In the entries below, change every "legend-frame" to "legend-box" and leave all other text as it is. Leave the pictures out of your answer.

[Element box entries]
○ ○ ○ ○

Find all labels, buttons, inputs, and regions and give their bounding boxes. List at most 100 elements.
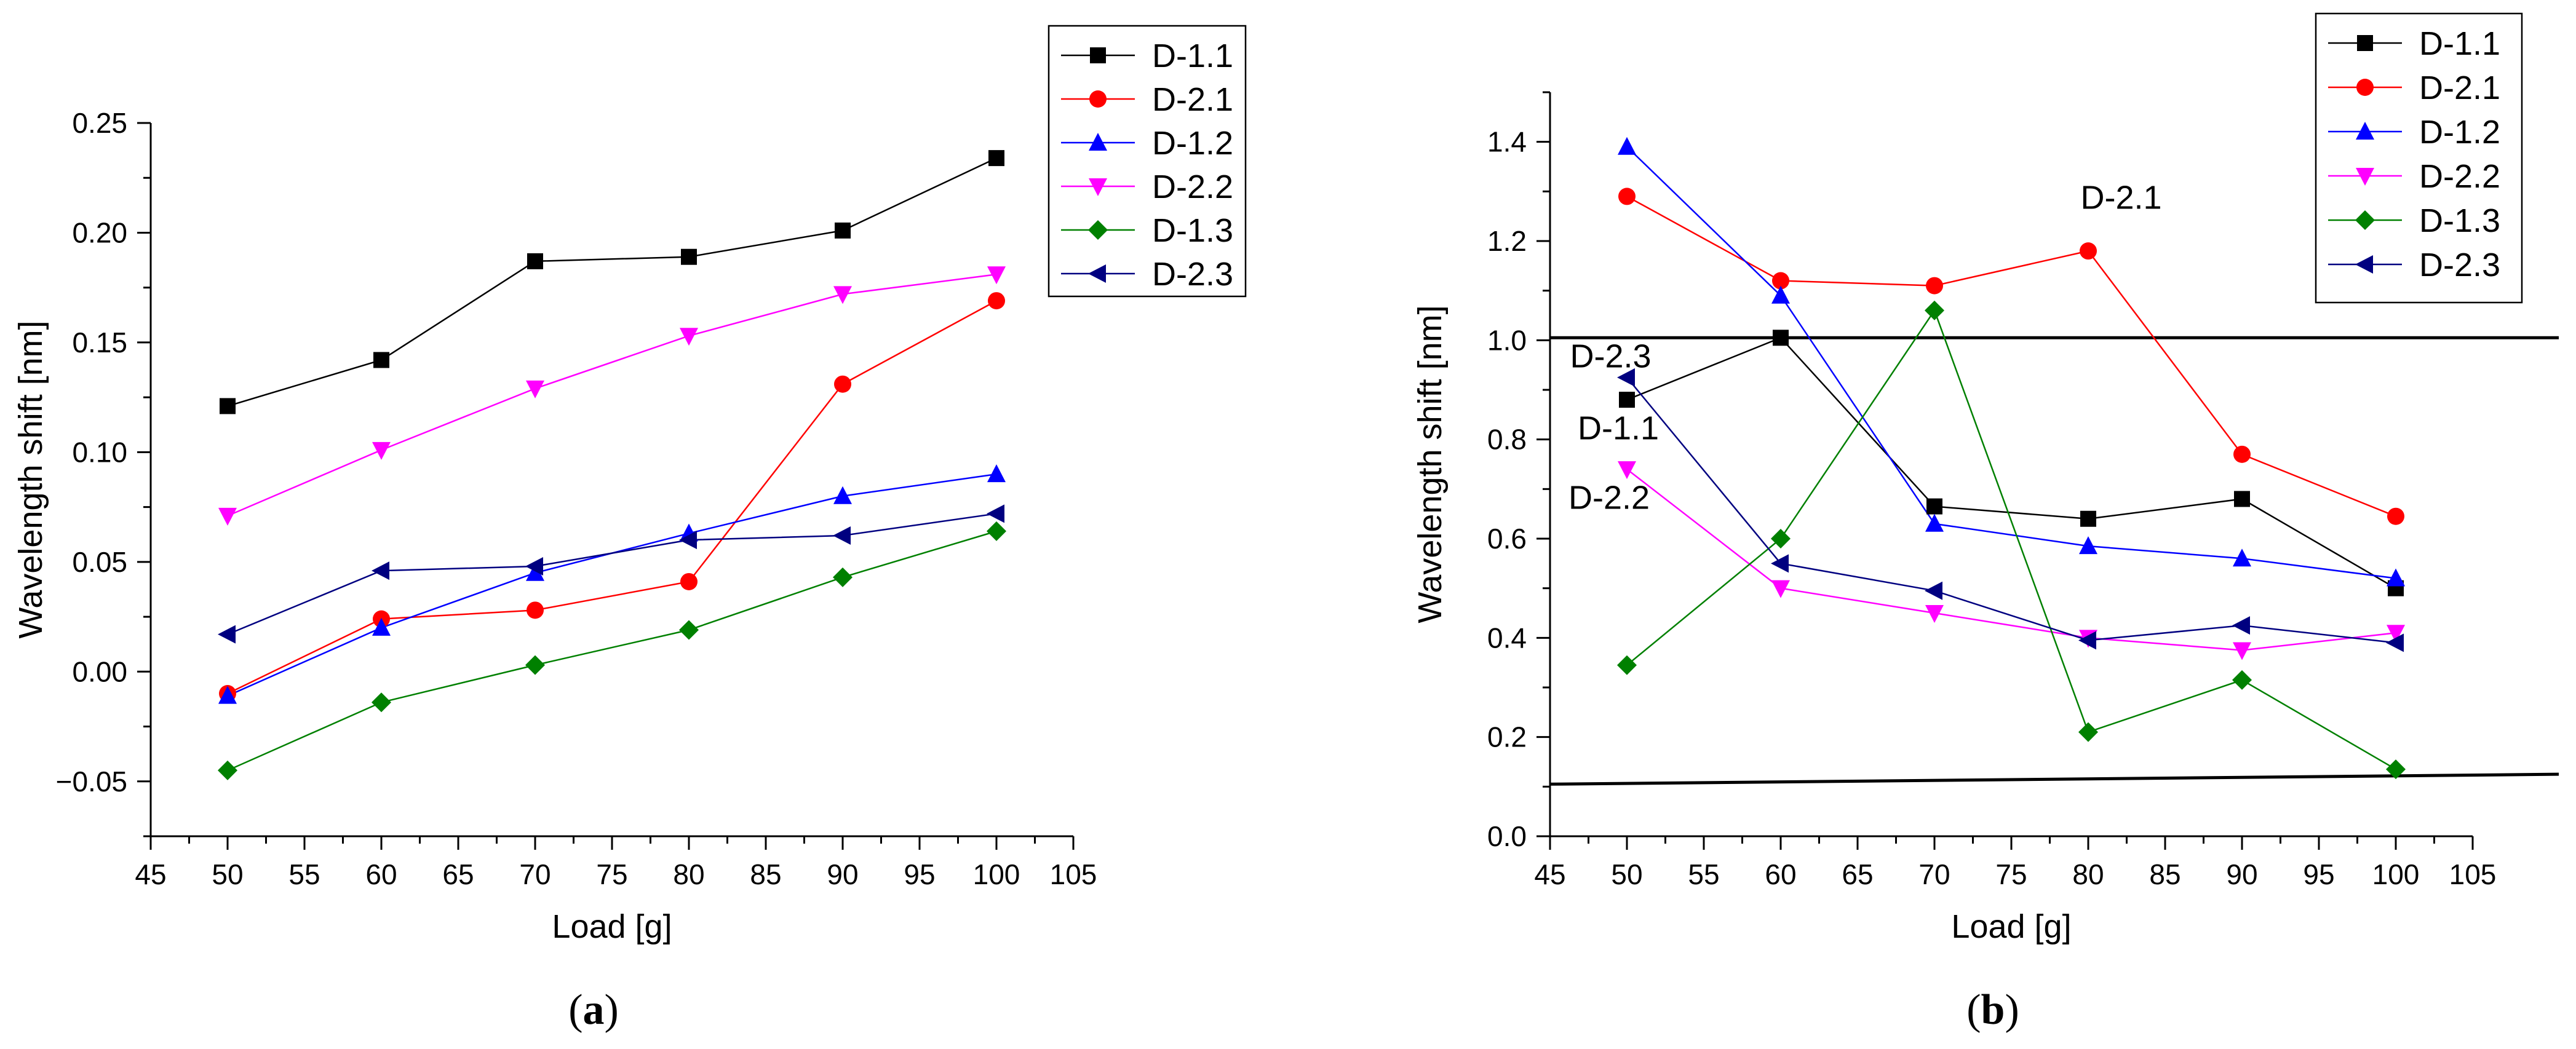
legend-label-D-1.1: D-1.1 [2419,25,2500,62]
y-tick-label: −0.05 [56,766,127,798]
data-point-D-1.2 [1618,137,1636,155]
x-axis-title: Load [g] [552,908,672,945]
panel-caption: (a) [568,986,619,1034]
legend-frame [1047,25,1247,298]
data-point-D-2.1 [2233,445,2251,463]
y-tick-label: 0.15 [72,327,127,358]
legend-marker-D-2.3 [2355,255,2373,274]
data-point-D-1.3 [372,692,391,713]
data-point-D-2.1 [988,292,1005,310]
data-point-D-2.3 [2386,633,2404,652]
y-axis-title: Wavelength shift [nm] [1412,305,1449,623]
data-point-D-2.3 [1925,581,1942,600]
annotation-label: D-2.3 [1570,338,1652,375]
x-axis-title: Load [g] [1951,908,2071,945]
y-tick-label: 0.00 [72,655,127,687]
y-tick-label: 0.0 [1487,820,1527,852]
data-point-D-1.1 [681,248,697,265]
data-point-D-1.3 [1771,529,1791,548]
x-tick-label: 90 [2226,858,2257,890]
x-tick-label: 80 [2072,858,2104,890]
data-point-D-2.1 [834,375,851,393]
data-point-D-1.1 [373,352,389,368]
series-line-D-1.1 [227,157,997,407]
x-tick-label: 95 [2303,858,2334,890]
data-point-D-2.2 [372,441,391,460]
data-point-D-2.3 [987,504,1004,523]
data-point-D-2.1 [1772,272,1789,290]
data-point-D-1.3 [987,521,1006,541]
legend-marker-D-2.1 [2356,79,2374,96]
data-point-D-1.1 [2234,491,2250,507]
x-tick-label: 55 [1688,858,1719,890]
data-point-D-1.2 [372,617,391,636]
x-tick-label: 55 [288,858,320,890]
series-line-D-1.1 [1626,336,2396,589]
data-point-D-1.3 [525,655,545,675]
x-tick-label: 105 [1050,858,1097,890]
series-line-D-2.2 [227,274,997,517]
legend-label-D-2.1: D-2.1 [2419,69,2500,106]
y-tick-label: 0.6 [1487,523,1527,555]
legend-marker-D-1.1 [1090,47,1106,63]
data-point-D-1.3 [2386,759,2406,780]
x-tick-label: 105 [2449,858,2497,890]
data-point-D-2.2 [526,380,544,398]
data-point-D-1.2 [2079,536,2097,555]
data-point-D-2.3 [525,556,543,576]
legend-label-D-2.3: D-2.3 [1152,256,1233,293]
x-tick-label: 85 [2149,858,2180,890]
data-point-D-1.3 [1925,300,1944,320]
data-point-D-2.3 [2232,616,2250,635]
x-tick-label: 100 [973,858,1020,890]
series-line-D-1.2 [227,473,997,697]
data-point-D-1.3 [2232,670,2252,690]
data-point-D-2.2 [2233,642,2251,660]
x-tick-label: 75 [1995,858,2027,890]
data-point-D-1.2 [2233,548,2251,567]
data-point-D-2.1 [527,601,544,619]
data-point-D-2.1 [680,572,698,590]
data-point-D-1.2 [218,686,237,704]
data-point-D-2.2 [833,286,852,304]
y-tick-label: 1.0 [1487,324,1527,356]
data-point-D-2.1 [1618,188,1636,205]
data-point-D-2.3 [833,526,851,545]
data-point-D-2.2 [987,266,1006,285]
data-point-D-1.3 [679,620,699,640]
legend-label-D-2.2: D-2.2 [2419,158,2500,195]
reference-line [1549,772,2559,786]
x-tick-label: 80 [673,858,704,890]
data-point-D-2.3 [2078,631,2096,650]
data-point-D-1.1 [988,150,1004,167]
y-axis-title: Wavelength shift [nm] [12,320,49,638]
series-line-D-2.3 [1626,377,2396,644]
data-point-D-1.1 [2080,510,2096,527]
x-tick-label: 65 [1842,858,1873,890]
x-tick-label: 95 [904,858,935,890]
legend: D-1.1 D-2.1 D-1.2 D-2.2 D-1.3 D-2.3 [1047,25,1247,298]
legend-marker-D-1.3 [2355,210,2375,230]
series-line-D-2.2 [1626,469,2396,651]
x-tick-label: 75 [596,858,627,890]
legend-label-D-1.2: D-1.2 [1152,125,1233,162]
data-point-D-2.1 [1926,277,1943,295]
chart-panel-b: 45 50 55 60 65 70 75 80 85 90 95 100 105 0.0 0.2 0.4 0.6… [1412,12,2559,1034]
data-point-D-2.3 [679,531,697,550]
data-point-D-2.3 [218,625,236,644]
x-tick-label: 50 [1611,858,1642,890]
y-tick-label: 0.8 [1487,424,1527,456]
data-point-D-1.1 [1773,330,1789,346]
data-point-D-2.2 [680,328,698,346]
legend-marker-D-1.3 [1088,220,1108,240]
legend-marker-D-2.2 [1089,178,1107,196]
data-point-D-2.2 [2387,625,2405,643]
data-point-D-1.3 [218,760,237,780]
legend-frame [2315,12,2523,304]
x-tick-label: 70 [519,858,551,890]
annotation-label: D-2.1 [2081,180,2162,216]
data-point-D-2.2 [1925,605,1944,623]
x-tick-label: 65 [442,858,474,890]
chart-panel-a: 45 50 55 60 65 70 75 80 85 90 95 100 105 −0.05 0.00 0.0… [12,25,1247,1034]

○ ○ ○ ○

[The response]
Find all labels, buttons, inputs, and regions and give their bounding boxes. List at most 100 elements.
legend-label-D-1.1: D-1.1 [2419,25,2500,62]
y-tick-label: −0.05 [56,766,127,798]
data-point-D-1.2 [1618,137,1636,155]
x-axis-title: Load [g] [552,908,672,945]
panel-caption: (a) [568,986,619,1034]
legend-box [1047,25,1247,298]
data-point-D-2.1 [2233,445,2251,463]
y-tick-label: 0.15 [72,327,127,358]
legend-marker-D-2.3 [2355,255,2373,274]
data-point-D-1.3 [372,692,391,713]
data-point-D-2.1 [988,292,1005,310]
data-point-D-2.3 [2386,633,2404,652]
y-axis-title: Wavelength shift [nm] [1412,305,1449,623]
data-point-D-2.3 [1925,581,1942,600]
annotation-label: D-2.3 [1570,338,1652,375]
x-axis-title: Load [g] [1951,908,2071,945]
y-tick-label: 0.00 [72,655,127,687]
y-tick-label: 0.0 [1487,820,1527,852]
data-point-D-1.1 [681,248,697,265]
data-point-D-1.3 [1771,529,1791,548]
x-tick-label: 90 [2226,858,2257,890]
x-tick-label: 80 [2072,858,2104,890]
data-point-D-2.1 [834,375,851,393]
data-point-D-1.1 [373,352,389,368]
series-line-D-1.1 [227,157,997,407]
x-tick-label: 95 [2303,858,2334,890]
data-point-D-2.2 [372,441,391,460]
data-point-D-2.3 [987,504,1004,523]
data-point-D-2.1 [1772,272,1789,290]
data-point-D-1.3 [987,521,1006,541]
legend-marker-D-2.1 [2356,79,2374,96]
data-point-D-1.1 [2234,491,2250,507]
x-tick-label: 55 [1688,858,1719,890]
data-point-D-1.2 [372,617,391,636]
x-tick-label: 55 [288,858,320,890]
series-line-D-1.1 [1626,336,2396,589]
data-point-D-1.3 [525,655,545,675]
x-tick-label: 105 [1050,858,1097,890]
series-line-D-2.2 [227,274,997,517]
legend-label-D-2.1: D-2.1 [2419,69,2500,106]
y-tick-label: 0.6 [1487,523,1527,555]
legend-marker-D-1.1 [1090,47,1106,63]
data-point-D-1.3 [2386,759,2406,780]
x-tick-label: 105 [2449,858,2497,890]
data-point-D-2.2 [526,380,544,398]
data-point-D-1.2 [2079,536,2097,555]
data-point-D-2.3 [525,556,543,576]
legend-label-D-2.3: D-2.3 [1152,256,1233,293]
x-tick-label: 85 [2149,858,2180,890]
data-point-D-1.3 [1925,300,1944,320]
data-point-D-2.3 [2232,616,2250,635]
x-tick-label: 100 [973,858,1020,890]
series-line-D-1.2 [227,473,997,697]
data-point-D-1.3 [2232,670,2252,690]
data-point-D-2.2 [2233,642,2251,660]
x-tick-label: 75 [1995,858,2027,890]
data-point-D-1.2 [2233,548,2251,567]
data-point-D-2.1 [527,601,544,619]
data-point-D-2.1 [680,572,698,590]
data-point-D-1.2 [218,686,237,704]
data-point-D-2.2 [833,286,852,304]
y-tick-label: 1.0 [1487,324,1527,356]
data-point-D-2.1 [1618,188,1636,205]
data-point-D-2.3 [833,526,851,545]
data-point-D-2.2 [987,266,1006,285]
data-point-D-1.3 [679,620,699,640]
legend-label-D-2.2: D-2.2 [2419,158,2500,195]
reference-line [1549,772,2559,786]
x-tick-label: 80 [673,858,704,890]
data-point-D-2.3 [2078,631,2096,650]
data-point-D-1.1 [988,150,1004,167]
y-axis-title: Wavelength shift [nm] [12,320,49,638]
series-line-D-2.3 [1626,377,2396,644]
data-point-D-1.1 [2080,510,2096,527]
x-tick-label: 65 [1842,858,1873,890]
x-tick-label: 95 [904,858,935,890]
legend: D-1.1 D-2.1 D-1.2 D-2.2 D-1.3 D-2.3 [1047,25,1247,298]
legend-marker-D-1.3 [2355,210,2375,230]
series-line-D-2.2 [1626,469,2396,651]
x-tick-label: 75 [596,858,627,890]
legend-label-D-1.2: D-1.2 [1152,125,1233,162]
data-point-D-2.1 [1926,277,1943,295]
chart-panel-b: 45 50 55 60 65 70 75 80 85 90 95 100 105 0.0 0.2 0.4 0.6… [1412,12,2559,1034]
data-point-D-2.3 [679,531,697,550]
data-point-D-2.3 [218,625,236,644]
x-tick-label: 50 [1611,858,1642,890]
y-tick-label: 0.8 [1487,424,1527,456]
data-point-D-1.1 [1773,330,1789,346]
data-point-D-2.2 [680,328,698,346]
legend-marker-D-1.3 [1088,220,1108,240]
legend-marker-D-2.2 [1089,178,1107,196]
data-point-D-2.2 [2387,625,2405,643]
data-point-D-1.3 [218,760,237,780]
legend-box [2315,12,2523,304]
x-tick-label: 70 [519,858,551,890]
annotation-label: D-2.1 [2081,180,2162,216]
data-point-D-2.2 [1925,605,1944,623]
x-tick-label: 65 [442,858,474,890]
chart-panel-a: 45 50 55 60 65 70 75 80 85 90 95 100 105 −0.05 0.00 0.0… [12,25,1247,1034]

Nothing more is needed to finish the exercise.